Structured figure records
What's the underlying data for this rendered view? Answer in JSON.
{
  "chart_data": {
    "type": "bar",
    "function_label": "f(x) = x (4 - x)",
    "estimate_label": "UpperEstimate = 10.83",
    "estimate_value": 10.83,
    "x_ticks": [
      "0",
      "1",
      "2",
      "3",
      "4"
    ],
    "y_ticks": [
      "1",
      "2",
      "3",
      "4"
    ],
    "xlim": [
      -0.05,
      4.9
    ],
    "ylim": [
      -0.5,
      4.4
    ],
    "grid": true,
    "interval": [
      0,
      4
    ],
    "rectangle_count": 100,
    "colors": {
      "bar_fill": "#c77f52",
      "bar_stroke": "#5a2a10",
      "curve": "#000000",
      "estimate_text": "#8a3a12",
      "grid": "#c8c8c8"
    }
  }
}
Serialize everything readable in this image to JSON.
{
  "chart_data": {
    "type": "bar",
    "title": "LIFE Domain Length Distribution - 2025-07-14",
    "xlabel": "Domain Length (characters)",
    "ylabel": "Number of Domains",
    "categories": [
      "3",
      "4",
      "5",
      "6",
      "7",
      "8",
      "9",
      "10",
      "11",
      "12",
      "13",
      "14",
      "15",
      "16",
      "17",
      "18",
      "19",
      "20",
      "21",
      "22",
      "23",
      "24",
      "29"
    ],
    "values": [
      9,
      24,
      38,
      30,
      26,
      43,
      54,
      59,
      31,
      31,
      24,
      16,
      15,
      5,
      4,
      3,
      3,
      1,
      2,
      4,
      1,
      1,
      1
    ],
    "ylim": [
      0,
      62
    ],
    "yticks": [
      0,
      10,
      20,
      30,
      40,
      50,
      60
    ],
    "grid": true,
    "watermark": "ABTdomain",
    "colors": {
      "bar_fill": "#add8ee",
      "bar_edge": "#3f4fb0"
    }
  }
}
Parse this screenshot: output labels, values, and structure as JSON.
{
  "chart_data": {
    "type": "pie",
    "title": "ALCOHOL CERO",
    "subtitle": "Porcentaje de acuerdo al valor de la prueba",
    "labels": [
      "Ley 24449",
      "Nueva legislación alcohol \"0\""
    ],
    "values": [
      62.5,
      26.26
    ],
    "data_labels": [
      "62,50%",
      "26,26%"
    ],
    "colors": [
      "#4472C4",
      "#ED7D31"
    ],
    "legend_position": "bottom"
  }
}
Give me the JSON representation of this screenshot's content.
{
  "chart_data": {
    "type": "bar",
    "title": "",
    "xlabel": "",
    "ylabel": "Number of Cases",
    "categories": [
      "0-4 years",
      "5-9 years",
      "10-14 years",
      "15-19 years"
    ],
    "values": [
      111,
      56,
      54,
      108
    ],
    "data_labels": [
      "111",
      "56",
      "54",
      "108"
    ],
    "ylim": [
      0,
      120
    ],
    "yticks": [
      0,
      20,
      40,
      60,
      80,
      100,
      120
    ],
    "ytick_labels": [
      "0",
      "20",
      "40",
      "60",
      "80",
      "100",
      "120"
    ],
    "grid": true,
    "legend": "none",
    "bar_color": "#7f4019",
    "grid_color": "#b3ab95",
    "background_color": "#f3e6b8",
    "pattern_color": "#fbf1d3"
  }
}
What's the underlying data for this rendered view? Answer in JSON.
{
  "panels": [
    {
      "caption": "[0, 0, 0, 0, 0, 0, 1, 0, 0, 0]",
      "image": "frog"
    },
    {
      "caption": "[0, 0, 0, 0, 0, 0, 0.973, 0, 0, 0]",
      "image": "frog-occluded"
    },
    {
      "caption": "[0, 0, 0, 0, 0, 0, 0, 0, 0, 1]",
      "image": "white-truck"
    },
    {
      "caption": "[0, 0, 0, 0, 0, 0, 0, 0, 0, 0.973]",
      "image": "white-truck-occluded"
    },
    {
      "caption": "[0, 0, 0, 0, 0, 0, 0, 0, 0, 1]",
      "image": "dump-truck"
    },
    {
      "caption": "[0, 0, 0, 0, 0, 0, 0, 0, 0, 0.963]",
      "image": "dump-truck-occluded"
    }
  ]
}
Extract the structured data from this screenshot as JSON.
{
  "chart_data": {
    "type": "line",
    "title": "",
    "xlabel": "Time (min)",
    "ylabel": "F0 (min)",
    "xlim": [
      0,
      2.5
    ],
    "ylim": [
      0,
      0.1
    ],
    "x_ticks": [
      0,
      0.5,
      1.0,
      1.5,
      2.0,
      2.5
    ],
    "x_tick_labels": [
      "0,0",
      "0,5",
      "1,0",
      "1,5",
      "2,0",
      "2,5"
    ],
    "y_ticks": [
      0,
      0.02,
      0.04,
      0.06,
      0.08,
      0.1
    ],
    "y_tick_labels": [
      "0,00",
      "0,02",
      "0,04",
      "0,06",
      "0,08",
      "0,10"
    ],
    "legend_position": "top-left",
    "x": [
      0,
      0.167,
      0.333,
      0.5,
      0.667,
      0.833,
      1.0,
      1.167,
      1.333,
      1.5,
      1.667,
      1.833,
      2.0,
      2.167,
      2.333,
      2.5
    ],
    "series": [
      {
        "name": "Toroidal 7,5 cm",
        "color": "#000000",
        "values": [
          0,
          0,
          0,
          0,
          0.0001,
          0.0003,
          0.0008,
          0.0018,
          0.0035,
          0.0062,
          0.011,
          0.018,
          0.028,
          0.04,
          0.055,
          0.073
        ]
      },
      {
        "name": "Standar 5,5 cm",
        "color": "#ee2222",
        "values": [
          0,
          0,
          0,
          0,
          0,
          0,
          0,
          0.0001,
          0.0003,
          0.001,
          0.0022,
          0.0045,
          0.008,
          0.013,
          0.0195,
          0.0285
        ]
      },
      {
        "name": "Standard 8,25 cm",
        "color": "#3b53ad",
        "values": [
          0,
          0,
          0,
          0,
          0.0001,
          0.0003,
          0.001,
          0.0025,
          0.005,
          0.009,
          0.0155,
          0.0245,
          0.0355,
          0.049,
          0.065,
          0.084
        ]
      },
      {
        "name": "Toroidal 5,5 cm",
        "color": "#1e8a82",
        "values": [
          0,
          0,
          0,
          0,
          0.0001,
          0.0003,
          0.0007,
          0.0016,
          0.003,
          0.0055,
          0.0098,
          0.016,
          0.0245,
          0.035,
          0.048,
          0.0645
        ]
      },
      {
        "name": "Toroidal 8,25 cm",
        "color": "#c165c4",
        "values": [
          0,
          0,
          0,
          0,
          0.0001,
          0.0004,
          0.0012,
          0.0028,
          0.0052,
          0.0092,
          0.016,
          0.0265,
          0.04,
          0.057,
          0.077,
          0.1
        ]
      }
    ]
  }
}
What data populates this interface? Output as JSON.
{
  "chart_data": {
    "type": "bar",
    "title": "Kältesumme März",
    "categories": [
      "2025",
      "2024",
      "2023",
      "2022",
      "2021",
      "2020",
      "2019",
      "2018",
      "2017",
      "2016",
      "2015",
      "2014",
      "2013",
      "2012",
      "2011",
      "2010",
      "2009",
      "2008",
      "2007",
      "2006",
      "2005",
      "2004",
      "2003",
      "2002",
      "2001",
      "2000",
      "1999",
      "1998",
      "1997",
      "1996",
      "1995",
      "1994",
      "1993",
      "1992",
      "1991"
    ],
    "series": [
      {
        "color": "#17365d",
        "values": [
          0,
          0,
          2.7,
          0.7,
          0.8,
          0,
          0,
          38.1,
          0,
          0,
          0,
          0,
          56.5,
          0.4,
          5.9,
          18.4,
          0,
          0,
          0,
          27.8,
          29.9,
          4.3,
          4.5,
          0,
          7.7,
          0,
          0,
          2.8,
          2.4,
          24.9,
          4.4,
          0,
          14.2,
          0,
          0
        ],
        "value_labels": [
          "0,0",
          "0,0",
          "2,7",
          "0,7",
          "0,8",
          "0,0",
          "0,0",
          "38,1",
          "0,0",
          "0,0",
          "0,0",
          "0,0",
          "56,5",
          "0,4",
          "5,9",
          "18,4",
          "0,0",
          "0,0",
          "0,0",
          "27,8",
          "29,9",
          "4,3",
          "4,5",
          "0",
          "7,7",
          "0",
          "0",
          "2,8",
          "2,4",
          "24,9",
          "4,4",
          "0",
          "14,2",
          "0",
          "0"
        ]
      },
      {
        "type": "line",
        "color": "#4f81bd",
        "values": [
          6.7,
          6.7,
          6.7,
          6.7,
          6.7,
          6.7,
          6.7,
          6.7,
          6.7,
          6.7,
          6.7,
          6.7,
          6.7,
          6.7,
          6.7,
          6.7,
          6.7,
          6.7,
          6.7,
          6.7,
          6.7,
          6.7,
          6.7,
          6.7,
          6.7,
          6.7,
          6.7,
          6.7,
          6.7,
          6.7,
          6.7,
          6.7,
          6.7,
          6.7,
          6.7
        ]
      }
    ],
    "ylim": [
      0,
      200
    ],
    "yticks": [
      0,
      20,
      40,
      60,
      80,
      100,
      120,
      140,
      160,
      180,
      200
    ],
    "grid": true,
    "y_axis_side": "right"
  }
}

EXERCISE: Each line in the listing above that contains "Toroidal" should be copied.

RESPONSE FOR THIS EXERCISE:
        "name": "Toroidal 7,5 cm",
        "name": "Toroidal 5,5 cm",
        "name": "Toroidal 8,25 cm",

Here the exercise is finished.